Data records:
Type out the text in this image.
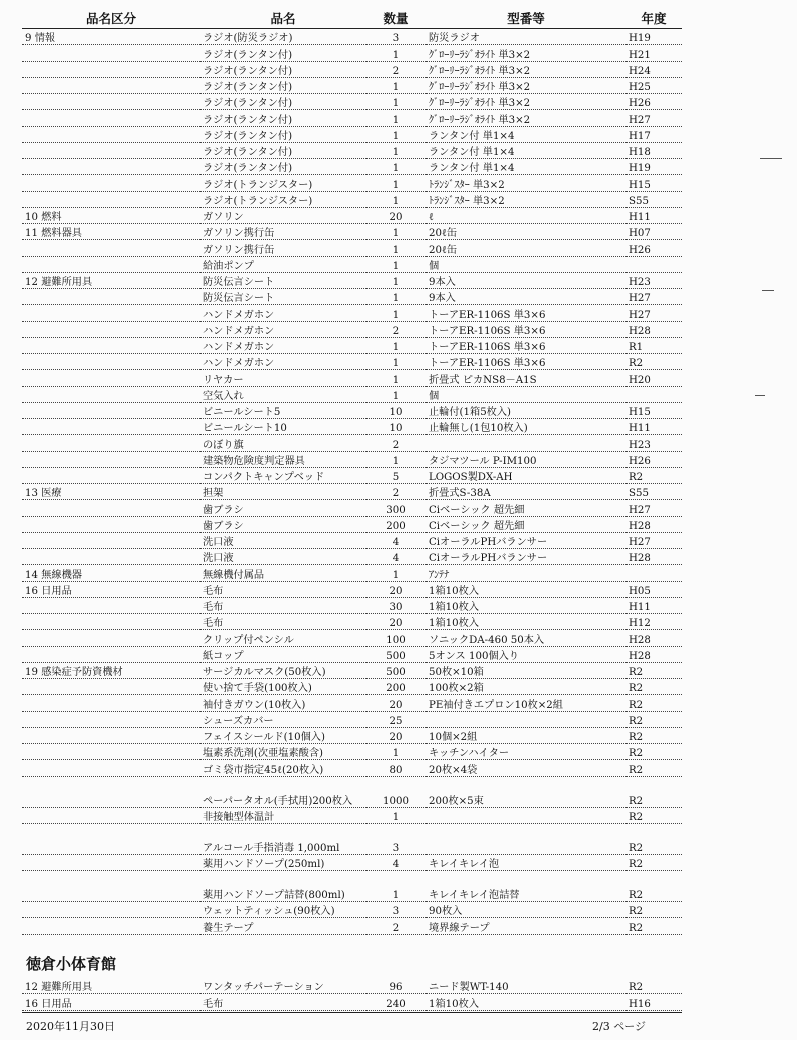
品名区分	品名	数量	型番等	年度
9 情報	ラジオ(防災ラジオ)	3	防災ラジオ	H19
	ラジオ(ランタン付)	1	ｸﾞﾛｰﾘｰﾗｼﾞｵﾗｲﾄ 単3×2	H21
	ラジオ(ランタン付)	2	ｸﾞﾛｰﾘｰﾗｼﾞｵﾗｲﾄ 単3×2	H24
	ラジオ(ランタン付)	1	ｸﾞﾛｰﾘｰﾗｼﾞｵﾗｲﾄ 単3×2	H25
	ラジオ(ランタン付)	1	ｸﾞﾛｰﾘｰﾗｼﾞｵﾗｲﾄ 単3×2	H26
	ラジオ(ランタン付)	1	ｸﾞﾛｰﾘｰﾗｼﾞｵﾗｲﾄ 単3×2	H27
	ラジオ(ランタン付)	1	ランタン付 単1×4	H17
	ラジオ(ランタン付)	1	ランタン付 単1×4	H18
	ラジオ(ランタン付)	1	ランタン付 単1×4	H19
	ラジオ(トランジスター)	1	ﾄﾗﾝｼﾞｽﾀｰ 単3×2	H15
	ラジオ(トランジスター)	1	ﾄﾗﾝｼﾞｽﾀｰ 単3×2	S55
10 燃料	ガソリン	20	ℓ	H11
11 燃料器具	ガソリン携行缶	1	20ℓ缶	H07
	ガソリン携行缶	1	20ℓ缶	H26
	給油ポンプ	1	個	
12 避難所用具	防災伝言シート	1	9本入	H23
	防災伝言シート	1	9本入	H27
	ハンドメガホン	1	トーアER-1106S 単3×6	H27
	ハンドメガホン	2	トーアER-1106S 単3×6	H28
	ハンドメガホン	1	トーアER-1106S 単3×6	R1
	ハンドメガホン	1	トーアER-1106S 単3×6	R2
	リヤカー	1	折畳式 ピカNS8－A1S	H20
	空気入れ	1	個	
	ビニールシート5	10	止輪付(1箱5枚入)	H15
	ビニールシート10	10	止輪無し(1包10枚入)	H11
	のぼり旗	2		H23
	建築物危険度判定器具	1	タジマツール P-IM100	H26
	コンパクトキャンプベッド	5	LOGOS製DX-AH	R2
13 医療	担架	2	折畳式S-38A	S55
	歯ブラシ	300	Ciベーシック 超先細	H27
	歯ブラシ	200	Ciベーシック 超先細	H28
	洗口液	4	CiオーラルPHバランサー	H27
	洗口液	4	CiオーラルPHバランサー	H28
14 無線機器	無線機付属品	1	ｱﾝﾃﾅ	
16 日用品	毛布	20	1箱10枚入	H05
	毛布	30	1箱10枚入	H11
	毛布	20	1箱10枚入	H12
	クリップ付ペンシル	100	ソニックDA-460 50本入	H28
	紙コップ	500	5オンス 100個入り	H28
19 感染症予防資機材	サージカルマスク(50枚入)	500	50枚×10箱	R2
	使い捨て手袋(100枚入)	200	100枚×2箱	R2
	袖付きガウン(10枚入)	20	PE袖付きエプロン10枚×2組	R2
	シューズカバー	25		R2
	フェイスシールド(10個入)	20	10個×2組	R2
	塩素系洗剤(次亜塩素酸含)	1	キッチンハイター	R2
	ゴミ袋市指定45ℓ(20枚入)	80	20枚×4袋	R2
	ペーパータオル(手拭用)200枚入	1000	200枚×5束	R2
	非接触型体温計	1		R2
	アルコール手指消毒 1,000ml	3		R2
	薬用ハンドソープ(250ml)	4	キレイキレイ泡	R2
	薬用ハンドソープ詰替(800ml)	1	キレイキレイ泡詰替	R2
	ウェットティッシュ(90枚入)	3	90枚入	R2
	養生テープ	2	境界線テープ	R2
徳倉小体育館
12 避難所用具	ワンタッチパーテーション	96	ニード製WT-140	R2
16 日用品	毛布	240	1箱10枚入	H16
2020年11月30日	2/3 ページ
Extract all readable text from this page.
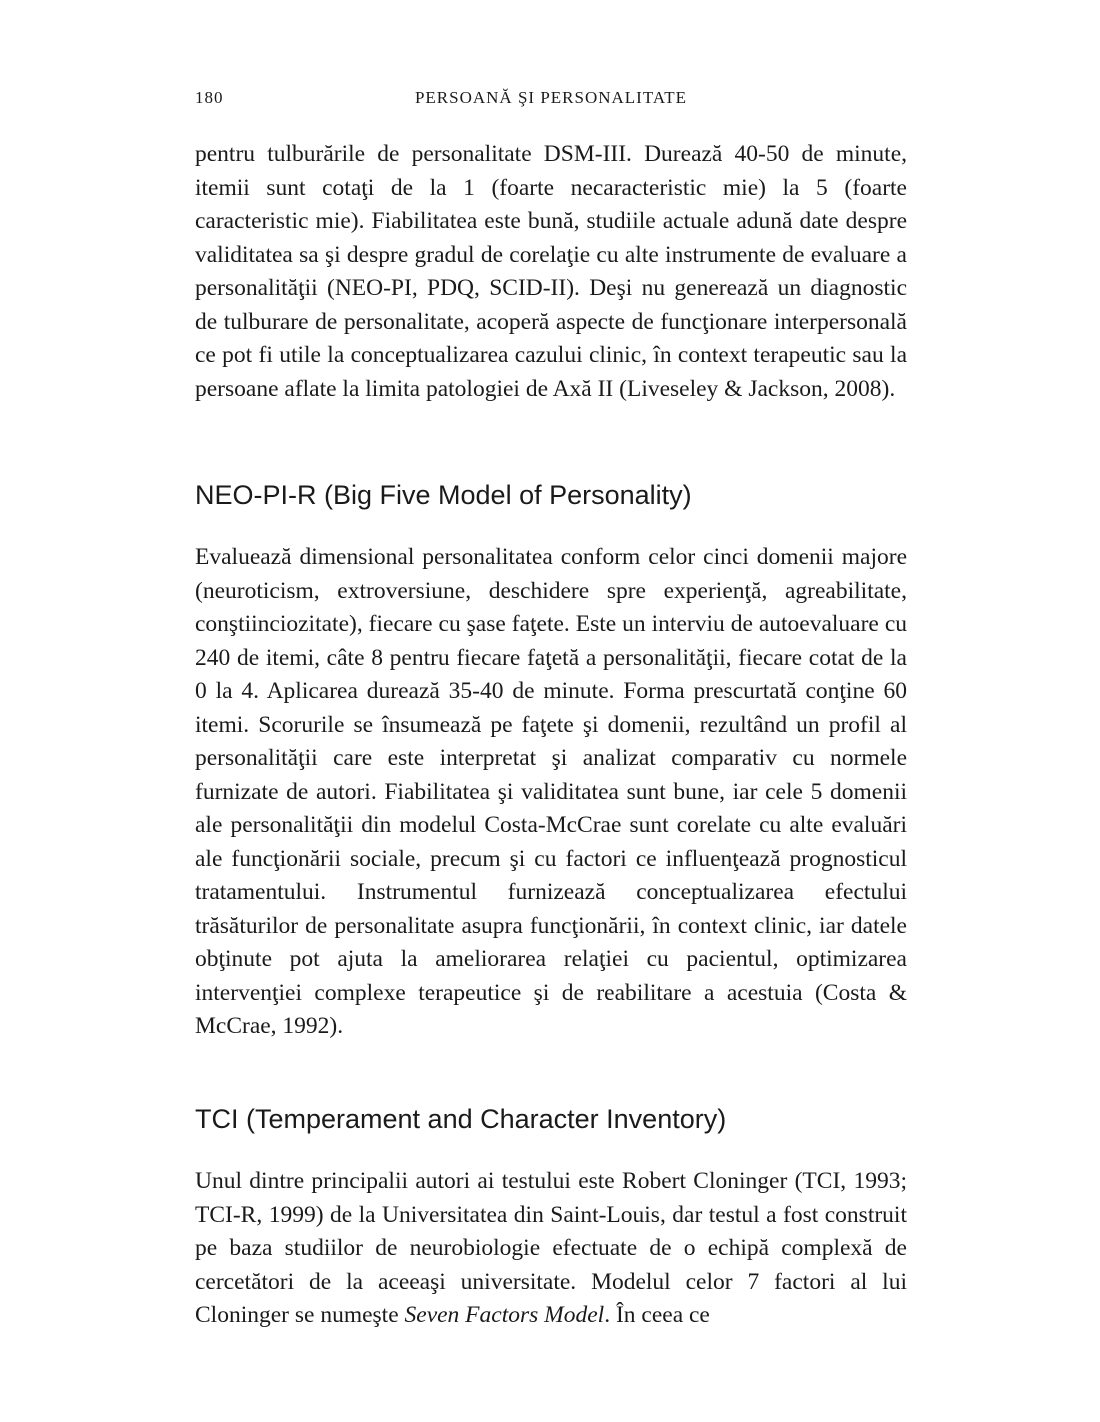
180	PERSOANĂ ŞI PERSONALITATE

pentru tulburările de personalitate DSM-III. Durează 40-50 de minute, itemii sunt cotaţi de la 1 (foarte necaracteristic mie) la 5 (foarte caracteristic mie). Fiabilitatea este bună, studiile actuale adună date despre validitatea sa şi despre gradul de corelaţie cu alte instrumente de evaluare a personalităţii (NEO-PI, PDQ, SCID-II). Deşi nu generează un diagnostic de tulburare de personalitate, acoperă aspecte de funcţionare interpersonală ce pot fi utile la conceptualizarea cazului clinic, în context terapeutic sau la persoane aflate la limita patologiei de Axă II (Liveseley & Jackson, 2008).

NEO-PI-R (Big Five Model of Personality)

Evaluează dimensional personalitatea conform celor cinci domenii majore (neuroticism, extroversiune, deschidere spre experienţă, agreabilitate, conştiinciozitate), fiecare cu şase faţete. Este un interviu de autoevaluare cu 240 de itemi, câte 8 pentru fiecare faţetă a personalităţii, fiecare cotat de la 0 la 4. Aplicarea durează 35-40 de minute. Forma prescurtată conţine 60 itemi. Scorurile se însumează pe faţete şi domenii, rezultând un profil al personalităţii care este interpretat şi analizat comparativ cu normele furnizate de autori. Fiabilitatea şi validitatea sunt bune, iar cele 5 domenii ale personalităţii din modelul Costa-McCrae sunt corelate cu alte evaluări ale funcţionării sociale, precum şi cu factori ce influenţează prognosticul tratamentului. Instrumentul furnizează conceptualizarea efectului trăsăturilor de personalitate asupra funcţionării, în context clinic, iar datele obţinute pot ajuta la ameliorarea relaţiei cu pacientul, optimizarea intervenţiei complexe terapeutice şi de reabilitare a acestuia (Costa & McCrae, 1992).

TCI (Temperament and Character Inventory)

Unul dintre principalii autori ai testului este Robert Cloninger (TCI, 1993; TCI-R, 1999) de la Universitatea din Saint-Louis, dar testul a fost construit pe baza studiilor de neurobiologie efectuate de o echipă complexă de cercetători de la aceeaşi universitate. Modelul celor 7 factori al lui Cloninger se numeşte Seven Factors Model. În ceea ce
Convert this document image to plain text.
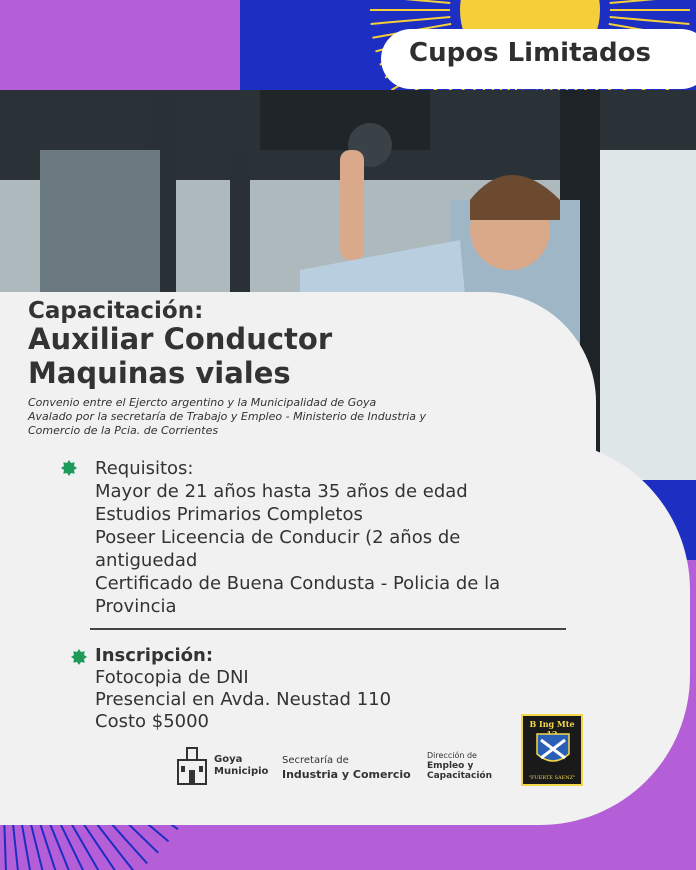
Cupos Limitados
Capacitación:
Auxiliar Conductor
Maquinas viales
Convenio entre el Ejercto argentino y la Municipalidad de Goya
Avalado por la secretaría de Trabajo y Empleo - Ministerio de Industria y
Comercio de la Pcia. de Corrientes
Requisitos:
Mayor de 21 años hasta 35 años de edad
Estudios Primarios Completos
Poseer Liceencia de Conducir (2 años de antiguedad
Certificado de Buena Condusta - Policia de la Provincia
Inscripción:
Fotocopia de DNI
Presencial en Avda. Neustad 110
Costo $5000
Goya
Municipio
Secretaría de
Industria y Comercio
Dirección de
Empleo y
Capacitación
B Ing Mte
"FUERTE SAENZ"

_Exercise instructions_
Give back every line exactly as it stands, pictures excluded.

_Solution to this problem_
Type out the text in this image.
品名区分	品名	数量	型番等	年度
9 情報	ラジオ(防災ラジオ)	3	防災ラジオ	H19
	ラジオ(ランタン付)	1	ｸﾞﾛｰﾘｰﾗｼﾞｵﾗｲﾄ 単3×2	H21
	ラジオ(ランタン付)	2	ｸﾞﾛｰﾘｰﾗｼﾞｵﾗｲﾄ 単3×2	H24
	ラジオ(ランタン付)	1	ｸﾞﾛｰﾘｰﾗｼﾞｵﾗｲﾄ 単3×2	H25
	ラジオ(ランタン付)	1	ｸﾞﾛｰﾘｰﾗｼﾞｵﾗｲﾄ 単3×2	H26
	ラジオ(ランタン付)	1	ｸﾞﾛｰﾘｰﾗｼﾞｵﾗｲﾄ 単3×2	H27
	ラジオ(ランタン付)	1	ランタン付 単1×4	H17
	ラジオ(ランタン付)	1	ランタン付 単1×4	H18
	ラジオ(ランタン付)	1	ランタン付 単1×4	H19
	ラジオ(トランジスター)	1	ﾄﾗﾝｼﾞｽﾀｰ 単3×2	H15
	ラジオ(トランジスター)	1	ﾄﾗﾝｼﾞｽﾀｰ 単3×2	S55
10 燃料	ガソリン	20	ℓ	H11
11 燃料器具	ガソリン携行缶	1	20ℓ缶	H07
	ガソリン携行缶	1	20ℓ缶	H26
	給油ポンプ	1	個	
12 避難所用具	防災伝言シート	1	9本入	H23
	防災伝言シート	1	9本入	H27
	ハンドメガホン	1	トーアER-1106S 単3×6	H27
	ハンドメガホン	2	トーアER-1106S 単3×6	H28
	ハンドメガホン	1	トーアER-1106S 単3×6	R1
	ハンドメガホン	1	トーアER-1106S 単3×6	R2
	リヤカー	1	折畳式 ピカNS8－A1S	H20
	空気入れ	1	個	
	ビニールシート5	10	止輪付(1箱5枚入)	H15
	ビニールシート10	10	止輪無し(1包10枚入)	H11
	のぼり旗	2		H23
	建築物危険度判定器具	1	タジマツール P-IM100	H26
	コンパクトキャンプベッド	5	LOGOS製DX-AH	R2
13 医療	担架	2	折畳式S-38A	S55
	歯ブラシ	300	Ciベーシック 超先細	H27
	歯ブラシ	200	Ciベーシック 超先細	H28
	洗口液	4	CiオーラルPHバランサー	H27
	洗口液	4	CiオーラルPHバランサー	H28
14 無線機器	無線機付属品	1	ｱﾝﾃﾅ	
16 日用品	毛布	20	1箱10枚入	H05
	毛布	30	1箱10枚入	H11
	毛布	20	1箱10枚入	H12
	クリップ付ペンシル	100	ソニックDA-460 50本入	H28
	紙コップ	500	5オンス 100個入り	H28
19 感染症予防資機材	サージカルマスク(50枚入)	500	50枚×10箱	R2
	使い捨て手袋(100枚入)	200	100枚×2箱	R2
	袖付きガウン(10枚入)	20	PE袖付きエプロン10枚×2組	R2
	シューズカバー	25		R2
	フェイスシールド(10個入)	20	10個×2組	R2
	塩素系洗剤(次亜塩素酸含)	1	キッチンハイター	R2
	ゴミ袋市指定45ℓ(20枚入)	80	20枚×4袋	R2
	ペーパータオル(手拭用)200枚入	1000	200枚×5束	R2
	非接触型体温計	1		R2
	アルコール手指消毒 1,000ml	3		R2
	薬用ハンドソープ(250ml)	4	キレイキレイ泡	R2
	薬用ハンドソープ詰替(800ml)	1	キレイキレイ泡詰替	R2
	ウェットティッシュ(90枚入)	3	90枚入	R2
	養生テープ	2	境界線テープ	R2
徳倉小体育館
12 避難所用具	ワンタッチパーテーション	96	ニード製WT-140	R2
16 日用品	毛布	240	1箱10枚入	H16
2020年11月30日	2/3 ページ
Extract all readable text from this page.
180	PERSOANĂ ŞI PERSONALITATE

pentru tulburările de personalitate DSM-III. Durează 40-50 de minute, itemii sunt cotaţi de la 1 (foarte necaracteristic mie) la 5 (foarte caracteristic mie). Fiabilitatea este bună, studiile actuale adună date despre validitatea sa şi despre gradul de corelaţie cu alte instrumente de evaluare a personalităţii (NEO-PI, PDQ, SCID-II). Deşi nu generează un diagnostic de tulburare de personalitate, acoperă aspecte de funcţionare interpersonală ce pot fi utile la conceptualizarea cazului clinic, în context terapeutic sau la persoane aflate la limita patologiei de Axă II (Liveseley & Jackson, 2008).

NEO-PI-R (Big Five Model of Personality)

Evaluează dimensional personalitatea conform celor cinci domenii majore (neuroticism, extroversiune, deschidere spre experienţă, agreabilitate, conştiinciozitate), fiecare cu şase faţete. Este un interviu de autoevaluare cu 240 de itemi, câte 8 pentru fiecare faţetă a personalităţii, fiecare cotat de la 0 la 4. Aplicarea durează 35-40 de minute. Forma prescurtată conţine 60 itemi. Scorurile se însumează pe faţete şi domenii, rezultând un profil al personalităţii care este interpretat şi analizat comparativ cu normele furnizate de autori. Fiabilitatea şi validitatea sunt bune, iar cele 5 domenii ale personalităţii din modelul Costa-McCrae sunt corelate cu alte evaluări ale funcţionării sociale, precum şi cu factori ce influenţează prognosticul tratamentului. Instrumentul furnizează conceptualizarea efectului trăsăturilor de personalitate asupra funcţionării, în context clinic, iar datele obţinute pot ajuta la ameliorarea relaţiei cu pacientul, optimizarea intervenţiei complexe terapeutice şi de reabilitare a acestuia (Costa & McCrae, 1992).

TCI (Temperament and Character Inventory)

Unul dintre principalii autori ai testului este Robert Cloninger (TCI, 1993; TCI-R, 1999) de la Universitatea din Saint-Louis, dar testul a fost construit pe baza studiilor de neurobiologie efectuate de o echipă complexă de cercetători de la aceeaşi universitate. Modelul celor 7 factori al lui Cloninger se numeşte Seven Factors Model. În ceea ce
Convert this document image to plain text.
Cupos Limitados
Capacitación:
Auxiliar Conductor
Maquinas viales
Convenio entre el Ejercto argentino y la Municipalidad de Goya
Avalado por la secretaría de Trabajo y Empleo - Ministerio de Industria y
Comercio de la Pcia. de Corrientes
Requisitos:
Mayor de 21 años hasta 35 años de edad
Estudios Primarios Completos
Poseer Liceencia de Conducir (2 años de antiguedad
Certificado de Buena Condusta - Policia de la Provincia
Inscripción:
Fotocopia de DNI
Presencial en Avda. Neustad 110
Costo $5000
Goya
Municipio
Secretaría de
Industria y Comercio
Dirección de
Empleo y
Capacitación
B Ing Mte
"FUERTE SAENZ"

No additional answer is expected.